(Excerpt to read)
---+---

Anyway, the idea I'm getting is that because of the niche market that I'm operating in, it's going to be difficult to get a higher valuation even if the market would pay more, so I'll continue with the strategy I outlined previously.
There's no opportunity at this point to demolish because it's in an area of "character" housing, but the rules here are if you're in less than a group of three houses together, then the character listing is lifted. I'm in the middle of a group of 5, so if any one of the 5 houses either burn down or get permission to demolish, my character listing is lifted. The chances of that happening in the 20 years or so that are my timeframe, are reasonable, I reckon. (And no, I'm NOT an arsonist!)
The building was fully refurbished prior to the revaluation and was the reason for it; I wanted to pull out some of the money I'd ploughed in. It had new plumbing, new wiring, repaint throughout, new flooring, new kitchens and bathrooms – just the walls still standing really! Leases are only 6 months but this is standard in this niche (multi-tenancy, ie boarding house/student accommodation) and other properties in the surrounding streets are being capitalised at about 6 or 7% net. (Several recent sales.) The vacancy rate of mine and similar properties is near zero, and there are no other "problems" like asbestos or anything that I can think of.
When I questioned the valuer(s) on all these points, they simply said vague things like "uncertainty re election" (this was in October), "difficulty of finding comparables", etc. One of the few comparables that they did use was a hotel in the suburbs, which is a ridiculous comparison to long-term accommodation in the CBD! I think they were just being very conservative and concerned about covering themselves.

---+---

(Data excerpts)

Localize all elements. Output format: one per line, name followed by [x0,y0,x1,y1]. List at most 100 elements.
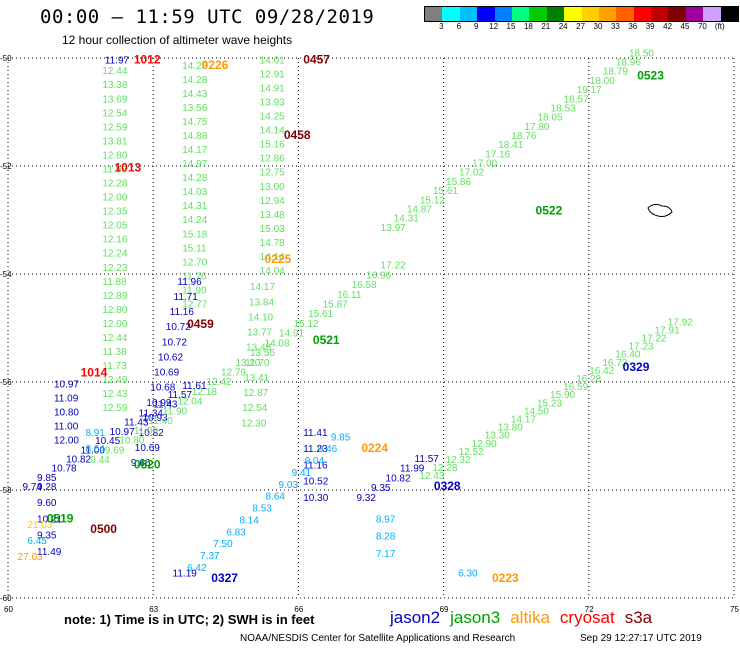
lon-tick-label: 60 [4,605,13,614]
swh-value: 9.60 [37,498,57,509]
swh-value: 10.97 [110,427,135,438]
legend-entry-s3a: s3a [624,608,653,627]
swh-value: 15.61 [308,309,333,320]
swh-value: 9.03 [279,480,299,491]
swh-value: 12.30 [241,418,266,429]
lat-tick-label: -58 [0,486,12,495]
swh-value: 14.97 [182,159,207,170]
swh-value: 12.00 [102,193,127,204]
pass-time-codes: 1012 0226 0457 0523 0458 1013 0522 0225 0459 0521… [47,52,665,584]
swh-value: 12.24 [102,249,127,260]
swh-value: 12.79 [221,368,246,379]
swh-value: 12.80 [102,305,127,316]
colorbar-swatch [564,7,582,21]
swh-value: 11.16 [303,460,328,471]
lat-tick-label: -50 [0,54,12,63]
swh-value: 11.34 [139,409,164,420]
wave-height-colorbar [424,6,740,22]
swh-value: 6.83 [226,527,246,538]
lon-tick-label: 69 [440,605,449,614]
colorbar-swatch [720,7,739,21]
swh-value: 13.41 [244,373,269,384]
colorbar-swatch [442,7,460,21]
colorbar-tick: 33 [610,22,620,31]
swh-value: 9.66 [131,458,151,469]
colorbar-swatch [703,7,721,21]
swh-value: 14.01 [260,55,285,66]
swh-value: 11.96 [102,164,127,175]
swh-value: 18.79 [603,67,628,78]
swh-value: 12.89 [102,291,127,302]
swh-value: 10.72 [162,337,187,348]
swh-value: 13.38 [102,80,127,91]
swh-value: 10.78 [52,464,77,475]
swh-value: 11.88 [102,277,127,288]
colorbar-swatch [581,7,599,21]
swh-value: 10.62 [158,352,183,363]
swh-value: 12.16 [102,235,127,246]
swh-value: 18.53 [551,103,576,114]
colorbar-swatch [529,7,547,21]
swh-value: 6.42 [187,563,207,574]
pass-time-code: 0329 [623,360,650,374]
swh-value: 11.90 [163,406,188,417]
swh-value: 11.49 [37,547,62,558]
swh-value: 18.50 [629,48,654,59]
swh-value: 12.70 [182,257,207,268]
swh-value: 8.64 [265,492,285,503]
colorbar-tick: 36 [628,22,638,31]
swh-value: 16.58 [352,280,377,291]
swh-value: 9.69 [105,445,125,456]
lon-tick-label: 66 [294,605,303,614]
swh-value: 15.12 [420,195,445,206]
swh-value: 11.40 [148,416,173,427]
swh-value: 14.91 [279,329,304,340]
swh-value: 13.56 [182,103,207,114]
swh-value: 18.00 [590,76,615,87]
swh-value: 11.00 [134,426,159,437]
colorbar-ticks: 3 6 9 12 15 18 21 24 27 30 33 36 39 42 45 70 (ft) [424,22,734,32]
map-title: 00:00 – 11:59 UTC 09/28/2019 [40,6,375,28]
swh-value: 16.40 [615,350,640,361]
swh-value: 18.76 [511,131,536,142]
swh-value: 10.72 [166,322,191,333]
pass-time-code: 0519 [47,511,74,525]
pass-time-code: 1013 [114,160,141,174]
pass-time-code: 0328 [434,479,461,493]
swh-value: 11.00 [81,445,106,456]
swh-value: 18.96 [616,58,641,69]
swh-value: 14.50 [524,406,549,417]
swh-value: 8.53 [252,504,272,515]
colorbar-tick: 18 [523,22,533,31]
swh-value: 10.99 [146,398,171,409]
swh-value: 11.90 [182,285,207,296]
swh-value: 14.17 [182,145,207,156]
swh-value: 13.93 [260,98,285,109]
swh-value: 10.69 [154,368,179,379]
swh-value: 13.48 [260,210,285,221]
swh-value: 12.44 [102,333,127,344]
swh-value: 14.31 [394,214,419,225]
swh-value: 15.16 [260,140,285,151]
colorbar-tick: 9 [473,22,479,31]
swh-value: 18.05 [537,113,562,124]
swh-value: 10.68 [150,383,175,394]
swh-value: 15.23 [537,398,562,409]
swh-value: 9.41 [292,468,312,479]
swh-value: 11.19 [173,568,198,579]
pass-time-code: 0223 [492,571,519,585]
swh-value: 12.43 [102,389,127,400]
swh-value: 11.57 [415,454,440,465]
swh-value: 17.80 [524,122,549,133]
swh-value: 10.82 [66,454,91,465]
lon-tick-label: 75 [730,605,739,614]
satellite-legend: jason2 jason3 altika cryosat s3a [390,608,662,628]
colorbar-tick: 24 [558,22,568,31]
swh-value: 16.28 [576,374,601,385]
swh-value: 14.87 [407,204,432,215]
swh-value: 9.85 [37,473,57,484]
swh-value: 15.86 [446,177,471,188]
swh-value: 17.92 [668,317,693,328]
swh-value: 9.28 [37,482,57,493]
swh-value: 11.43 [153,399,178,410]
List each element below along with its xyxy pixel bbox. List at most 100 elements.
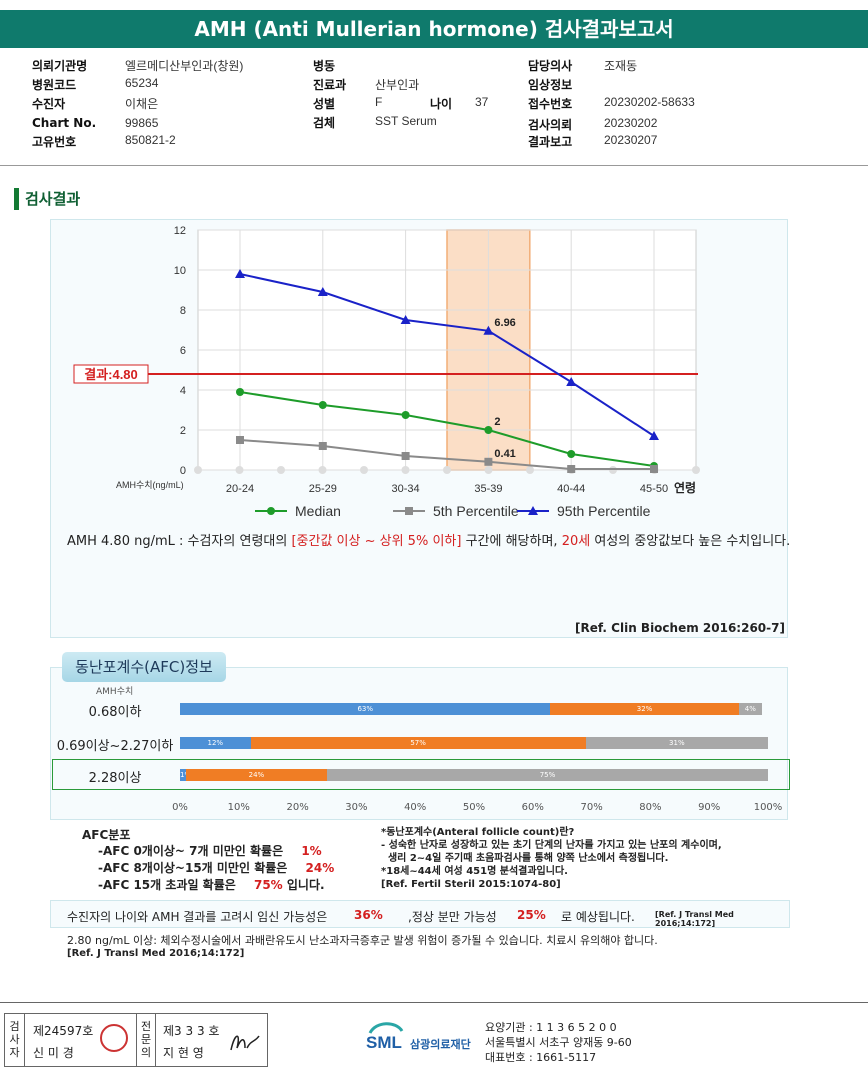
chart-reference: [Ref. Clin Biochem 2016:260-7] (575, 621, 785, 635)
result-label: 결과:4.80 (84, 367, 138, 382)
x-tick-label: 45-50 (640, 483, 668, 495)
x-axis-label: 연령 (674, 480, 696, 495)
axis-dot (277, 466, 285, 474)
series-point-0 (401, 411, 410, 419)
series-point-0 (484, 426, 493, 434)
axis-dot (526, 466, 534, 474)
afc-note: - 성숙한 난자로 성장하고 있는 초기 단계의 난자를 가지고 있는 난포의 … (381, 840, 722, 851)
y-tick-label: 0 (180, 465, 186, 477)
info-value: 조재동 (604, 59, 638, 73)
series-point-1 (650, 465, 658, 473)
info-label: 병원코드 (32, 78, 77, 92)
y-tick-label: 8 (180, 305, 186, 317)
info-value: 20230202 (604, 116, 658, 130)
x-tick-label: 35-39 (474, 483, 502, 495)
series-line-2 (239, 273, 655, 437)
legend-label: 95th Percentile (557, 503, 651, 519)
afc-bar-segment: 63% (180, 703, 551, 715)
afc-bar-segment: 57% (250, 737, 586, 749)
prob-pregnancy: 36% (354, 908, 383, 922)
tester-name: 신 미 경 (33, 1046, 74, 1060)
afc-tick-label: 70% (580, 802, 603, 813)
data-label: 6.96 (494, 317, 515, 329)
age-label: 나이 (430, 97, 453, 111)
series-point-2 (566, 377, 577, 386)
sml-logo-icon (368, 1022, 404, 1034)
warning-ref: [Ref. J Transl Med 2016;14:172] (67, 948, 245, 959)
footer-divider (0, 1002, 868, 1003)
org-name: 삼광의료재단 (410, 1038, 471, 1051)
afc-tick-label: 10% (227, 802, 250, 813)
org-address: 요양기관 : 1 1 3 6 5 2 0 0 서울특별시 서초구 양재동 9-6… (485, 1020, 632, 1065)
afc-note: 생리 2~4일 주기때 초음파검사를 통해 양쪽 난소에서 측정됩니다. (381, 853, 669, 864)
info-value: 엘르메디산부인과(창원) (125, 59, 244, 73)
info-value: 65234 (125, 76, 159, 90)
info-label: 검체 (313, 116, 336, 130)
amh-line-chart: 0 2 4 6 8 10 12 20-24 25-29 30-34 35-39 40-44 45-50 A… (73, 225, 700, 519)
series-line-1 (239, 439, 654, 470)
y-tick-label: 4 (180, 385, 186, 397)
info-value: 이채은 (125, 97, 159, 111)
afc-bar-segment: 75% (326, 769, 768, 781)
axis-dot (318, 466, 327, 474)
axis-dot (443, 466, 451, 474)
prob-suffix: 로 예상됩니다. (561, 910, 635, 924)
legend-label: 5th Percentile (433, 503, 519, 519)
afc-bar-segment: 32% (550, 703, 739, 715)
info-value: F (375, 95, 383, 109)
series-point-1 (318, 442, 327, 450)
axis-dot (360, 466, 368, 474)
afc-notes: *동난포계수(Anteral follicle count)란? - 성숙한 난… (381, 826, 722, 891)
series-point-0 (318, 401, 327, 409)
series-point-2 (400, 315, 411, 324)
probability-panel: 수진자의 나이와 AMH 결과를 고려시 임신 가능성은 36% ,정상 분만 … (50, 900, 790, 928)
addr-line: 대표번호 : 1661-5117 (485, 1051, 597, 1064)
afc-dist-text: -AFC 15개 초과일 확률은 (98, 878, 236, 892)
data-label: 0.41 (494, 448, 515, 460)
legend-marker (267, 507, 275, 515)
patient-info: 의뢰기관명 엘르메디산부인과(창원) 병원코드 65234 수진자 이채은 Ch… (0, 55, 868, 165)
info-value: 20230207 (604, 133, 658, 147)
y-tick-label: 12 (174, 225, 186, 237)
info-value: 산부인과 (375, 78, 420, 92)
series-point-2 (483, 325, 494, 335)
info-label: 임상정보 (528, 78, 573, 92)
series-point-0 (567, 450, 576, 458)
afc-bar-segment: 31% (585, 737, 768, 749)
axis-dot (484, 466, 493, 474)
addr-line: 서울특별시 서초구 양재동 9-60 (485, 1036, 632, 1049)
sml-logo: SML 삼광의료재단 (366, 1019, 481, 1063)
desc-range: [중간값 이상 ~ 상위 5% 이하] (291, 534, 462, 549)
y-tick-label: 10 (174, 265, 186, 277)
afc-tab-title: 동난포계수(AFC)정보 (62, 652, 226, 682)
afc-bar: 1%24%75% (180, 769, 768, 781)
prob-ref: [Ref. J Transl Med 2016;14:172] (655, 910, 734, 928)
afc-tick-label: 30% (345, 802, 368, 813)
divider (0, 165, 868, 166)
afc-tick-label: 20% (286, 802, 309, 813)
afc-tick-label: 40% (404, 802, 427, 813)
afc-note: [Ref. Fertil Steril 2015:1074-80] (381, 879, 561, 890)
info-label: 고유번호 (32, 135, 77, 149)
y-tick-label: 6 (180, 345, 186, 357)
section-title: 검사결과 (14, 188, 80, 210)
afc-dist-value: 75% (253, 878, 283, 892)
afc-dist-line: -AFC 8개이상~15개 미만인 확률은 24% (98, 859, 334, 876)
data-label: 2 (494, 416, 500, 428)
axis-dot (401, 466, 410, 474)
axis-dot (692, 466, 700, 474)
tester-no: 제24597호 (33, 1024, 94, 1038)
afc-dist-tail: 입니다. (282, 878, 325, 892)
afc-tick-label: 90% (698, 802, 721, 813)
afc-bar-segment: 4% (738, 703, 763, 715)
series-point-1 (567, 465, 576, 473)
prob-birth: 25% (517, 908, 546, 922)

---+---

(Complete the following)
(1) From the property valuation post, list the improvements made to the building when it was fully refurbished.
(2) Count the lines of the entries that contain the string "dist".
The property valuation post and the entries were taken from unrelated sources.

(Written answers)
(1)
- New plumbing
- New wiring
- Repaint throughout
- New flooring
- New kitchens and bathrooms

(2) 4